[Start of section]

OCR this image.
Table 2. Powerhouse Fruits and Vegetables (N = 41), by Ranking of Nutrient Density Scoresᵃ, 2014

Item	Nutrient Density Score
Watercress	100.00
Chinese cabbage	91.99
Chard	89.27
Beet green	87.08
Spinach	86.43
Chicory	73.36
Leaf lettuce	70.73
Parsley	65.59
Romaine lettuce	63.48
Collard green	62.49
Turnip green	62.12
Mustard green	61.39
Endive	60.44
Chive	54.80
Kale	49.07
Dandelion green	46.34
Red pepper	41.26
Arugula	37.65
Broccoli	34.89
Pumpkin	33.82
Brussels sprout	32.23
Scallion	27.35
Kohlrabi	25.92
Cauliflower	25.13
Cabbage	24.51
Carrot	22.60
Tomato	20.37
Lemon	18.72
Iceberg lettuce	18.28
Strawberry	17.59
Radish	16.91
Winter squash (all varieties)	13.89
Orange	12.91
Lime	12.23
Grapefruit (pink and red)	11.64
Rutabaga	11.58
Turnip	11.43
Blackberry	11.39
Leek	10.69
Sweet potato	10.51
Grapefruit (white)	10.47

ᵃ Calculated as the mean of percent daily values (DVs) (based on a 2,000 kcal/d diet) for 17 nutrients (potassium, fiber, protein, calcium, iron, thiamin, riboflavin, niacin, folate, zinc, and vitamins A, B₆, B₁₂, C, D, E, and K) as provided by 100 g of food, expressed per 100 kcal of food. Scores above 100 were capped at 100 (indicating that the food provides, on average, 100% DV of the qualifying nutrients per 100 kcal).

[End of section]

What this task involves -
Print every record exactly, so that each word matches what is written above.

Written reply -
OCR this image.
Table 2. Powerhouse Fruits and Vegetables (N = 41), by Ranking of Nutrient Density Scoresᵃ, 2014

Item	Nutrient Density Score
Watercress	100.00
Chinese cabbage	91.99
Chard	89.27
Beet green	87.08
Spinach	86.43
Chicory	73.36
Leaf lettuce	70.73
Parsley	65.59
Romaine lettuce	63.48
Collard green	62.49
Turnip green	62.12
Mustard green	61.39
Endive	60.44
Chive	54.80
Kale	49.07
Dandelion green	46.34
Red pepper	41.26
Arugula	37.65
Broccoli	34.89
Pumpkin	33.82
Brussels sprout	32.23
Scallion	27.35
Kohlrabi	25.92
Cauliflower	25.13
Cabbage	24.51
Carrot	22.60
Tomato	20.37
Lemon	18.72
Iceberg lettuce	18.28
Strawberry	17.59
Radish	16.91
Winter squash (all varieties)	13.89
Orange	12.91
Lime	12.23
Grapefruit (pink and red)	11.64
Rutabaga	11.58
Turnip	11.43
Blackberry	11.39
Leek	10.69
Sweet potato	10.51
Grapefruit (white)	10.47

ᵃ Calculated as the mean of percent daily values (DVs) (based on a 2,000 kcal/d diet) for 17 nutrients (potassium, fiber, protein, calcium, iron, thiamin, riboflavin, niacin, folate, zinc, and vitamins A, B₆, B₁₂, C, D, E, and K) as provided by 100 g of food, expressed per 100 kcal of food. Scores above 100 were capped at 100 (indicating that the food provides, on average, 100% DV of the qualifying nutrients per 100 kcal).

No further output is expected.